§ EXERCISE INSTRUCTIONS: Reproduce each of the following items verbatim, with every line kept exactly as it appears.
**********
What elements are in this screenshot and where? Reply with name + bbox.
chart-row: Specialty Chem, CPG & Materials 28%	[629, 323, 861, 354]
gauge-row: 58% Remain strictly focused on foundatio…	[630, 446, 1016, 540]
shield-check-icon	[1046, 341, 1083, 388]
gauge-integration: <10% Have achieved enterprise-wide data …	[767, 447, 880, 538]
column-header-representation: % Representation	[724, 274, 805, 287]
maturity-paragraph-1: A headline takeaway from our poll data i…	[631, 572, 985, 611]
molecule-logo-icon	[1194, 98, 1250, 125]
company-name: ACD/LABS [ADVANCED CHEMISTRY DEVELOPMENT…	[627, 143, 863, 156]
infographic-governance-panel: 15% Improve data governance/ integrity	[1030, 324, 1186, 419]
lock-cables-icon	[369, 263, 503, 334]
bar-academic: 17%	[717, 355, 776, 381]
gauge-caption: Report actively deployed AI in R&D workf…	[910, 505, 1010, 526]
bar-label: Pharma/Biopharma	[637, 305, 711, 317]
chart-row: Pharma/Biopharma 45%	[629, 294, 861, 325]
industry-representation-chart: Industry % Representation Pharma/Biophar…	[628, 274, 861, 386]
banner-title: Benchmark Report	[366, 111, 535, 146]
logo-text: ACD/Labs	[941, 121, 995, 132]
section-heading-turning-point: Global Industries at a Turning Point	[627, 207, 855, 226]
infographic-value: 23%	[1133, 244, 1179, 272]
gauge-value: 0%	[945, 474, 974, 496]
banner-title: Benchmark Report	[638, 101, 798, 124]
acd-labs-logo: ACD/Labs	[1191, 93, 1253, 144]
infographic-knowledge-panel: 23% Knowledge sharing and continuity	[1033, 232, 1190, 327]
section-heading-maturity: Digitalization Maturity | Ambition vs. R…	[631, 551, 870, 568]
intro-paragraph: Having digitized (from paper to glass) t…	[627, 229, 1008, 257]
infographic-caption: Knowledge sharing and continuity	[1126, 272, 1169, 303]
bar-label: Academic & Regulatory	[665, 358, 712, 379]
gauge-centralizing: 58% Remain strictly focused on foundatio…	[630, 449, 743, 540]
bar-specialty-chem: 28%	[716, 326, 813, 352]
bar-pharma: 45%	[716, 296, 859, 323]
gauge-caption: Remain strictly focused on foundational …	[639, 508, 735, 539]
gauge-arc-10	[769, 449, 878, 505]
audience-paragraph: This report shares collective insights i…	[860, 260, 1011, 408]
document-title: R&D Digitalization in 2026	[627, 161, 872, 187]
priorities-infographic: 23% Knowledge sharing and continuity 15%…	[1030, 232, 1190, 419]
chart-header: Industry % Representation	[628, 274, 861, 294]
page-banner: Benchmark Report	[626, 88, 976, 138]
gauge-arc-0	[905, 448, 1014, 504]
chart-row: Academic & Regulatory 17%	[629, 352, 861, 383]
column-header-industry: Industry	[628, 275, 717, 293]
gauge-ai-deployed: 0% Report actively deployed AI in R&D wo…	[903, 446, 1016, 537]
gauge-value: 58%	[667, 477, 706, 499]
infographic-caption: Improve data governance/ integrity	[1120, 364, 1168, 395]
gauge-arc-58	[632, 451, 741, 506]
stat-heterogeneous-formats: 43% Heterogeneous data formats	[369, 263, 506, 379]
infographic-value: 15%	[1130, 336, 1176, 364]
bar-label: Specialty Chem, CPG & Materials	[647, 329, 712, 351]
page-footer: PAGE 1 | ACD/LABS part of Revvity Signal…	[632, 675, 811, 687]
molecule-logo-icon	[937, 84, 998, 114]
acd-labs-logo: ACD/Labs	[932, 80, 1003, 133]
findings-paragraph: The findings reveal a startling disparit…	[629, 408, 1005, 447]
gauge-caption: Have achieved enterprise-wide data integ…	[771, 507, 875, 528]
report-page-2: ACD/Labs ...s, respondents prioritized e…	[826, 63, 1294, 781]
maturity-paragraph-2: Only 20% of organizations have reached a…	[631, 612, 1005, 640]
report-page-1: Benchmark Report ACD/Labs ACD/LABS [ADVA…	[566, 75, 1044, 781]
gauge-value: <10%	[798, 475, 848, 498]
**********
§ RESULT FOR THIS TASK:
What elements are in this screenshot and where? Reply with name + bbox.
chart-row: Specialty Chem, CPG & Materials 28%	[629, 323, 861, 354]
gauge-row: 58% Remain strictly focused on foundatio…	[630, 446, 1016, 540]
shield-check-icon	[1046, 341, 1083, 388]
gauge-integration: <10% Have achieved enterprise-wide data …	[767, 447, 880, 538]
column-header-representation: % Representation	[724, 274, 805, 287]
maturity-paragraph-1: A headline takeaway from our poll data i…	[631, 572, 985, 611]
molecule-logo-icon	[1194, 98, 1250, 125]
company-name: ACD/LABS [ADVANCED CHEMISTRY DEVELOPMENT…	[627, 143, 863, 156]
infographic-governance-panel: 15% Improve data governance/ integrity	[1030, 324, 1186, 419]
lock-cables-icon	[369, 263, 503, 334]
bar-academic: 17%	[717, 355, 776, 381]
gauge-caption: Report actively deployed AI in R&D workf…	[910, 505, 1010, 526]
bar-label: Pharma/Biopharma	[637, 305, 711, 317]
chart-row: Pharma/Biopharma 45%	[629, 294, 861, 325]
industry-representation-chart: Industry % Representation Pharma/Biophar…	[628, 274, 861, 386]
banner-title: Benchmark Report	[366, 111, 535, 146]
logo-text: ACD/Labs	[941, 121, 995, 132]
section-heading-turning-point: Global Industries at a Turning Point	[627, 207, 855, 226]
infographic-value: 23%	[1133, 244, 1179, 272]
gauge-value: 0%	[945, 474, 974, 496]
banner-title: Benchmark Report	[638, 101, 798, 124]
acd-labs-logo: ACD/Labs	[1191, 93, 1253, 144]
infographic-knowledge-panel: 23% Knowledge sharing and continuity	[1033, 232, 1190, 327]
section-heading-maturity: Digitalization Maturity | Ambition vs. R…	[631, 551, 870, 568]
intro-paragraph: Having digitized (from paper to glass) t…	[627, 229, 1008, 257]
infographic-caption: Knowledge sharing and continuity	[1126, 272, 1169, 303]
bar-label: Academic & Regulatory	[665, 358, 712, 379]
gauge-centralizing: 58% Remain strictly focused on foundatio…	[630, 449, 743, 540]
bar-specialty-chem: 28%	[716, 326, 813, 352]
bar-pharma: 45%	[716, 296, 859, 323]
gauge-caption: Remain strictly focused on foundational …	[639, 508, 735, 539]
gauge-arc-10	[769, 449, 878, 505]
audience-paragraph: This report shares collective insights i…	[860, 260, 1011, 408]
document-title: R&D Digitalization in 2026	[627, 161, 872, 187]
priorities-infographic: 23% Knowledge sharing and continuity 15%…	[1030, 232, 1190, 419]
chart-header: Industry % Representation	[628, 274, 861, 294]
page-banner: Benchmark Report	[626, 88, 976, 138]
gauge-arc-0	[905, 448, 1014, 504]
chart-row: Academic & Regulatory 17%	[629, 352, 861, 383]
column-header-industry: Industry	[628, 275, 717, 293]
gauge-ai-deployed: 0% Report actively deployed AI in R&D wo…	[903, 446, 1016, 537]
gauge-value: 58%	[667, 477, 706, 499]
infographic-caption: Improve data governance/ integrity	[1120, 364, 1168, 395]
gauge-arc-58	[632, 451, 741, 506]
stat-heterogeneous-formats: 43% Heterogeneous data formats	[369, 263, 506, 379]
infographic-value: 15%	[1130, 336, 1176, 364]
bar-label: Specialty Chem, CPG & Materials	[647, 329, 712, 351]
page-footer: PAGE 1 | ACD/LABS part of Revvity Signal…	[632, 675, 811, 687]
molecule-logo-icon	[937, 84, 998, 114]
acd-labs-logo: ACD/Labs	[932, 80, 1003, 133]
findings-paragraph: The findings reveal a startling disparit…	[629, 408, 1005, 447]
gauge-caption: Have achieved enterprise-wide data integ…	[771, 507, 875, 528]
report-page-2: ACD/Labs ...s, respondents prioritized e…	[826, 63, 1294, 781]
maturity-paragraph-2: Only 20% of organizations have reached a…	[631, 612, 1005, 640]
report-page-1: Benchmark Report ACD/Labs ACD/LABS [ADVA…	[566, 75, 1044, 781]
gauge-value: <10%	[798, 475, 848, 498]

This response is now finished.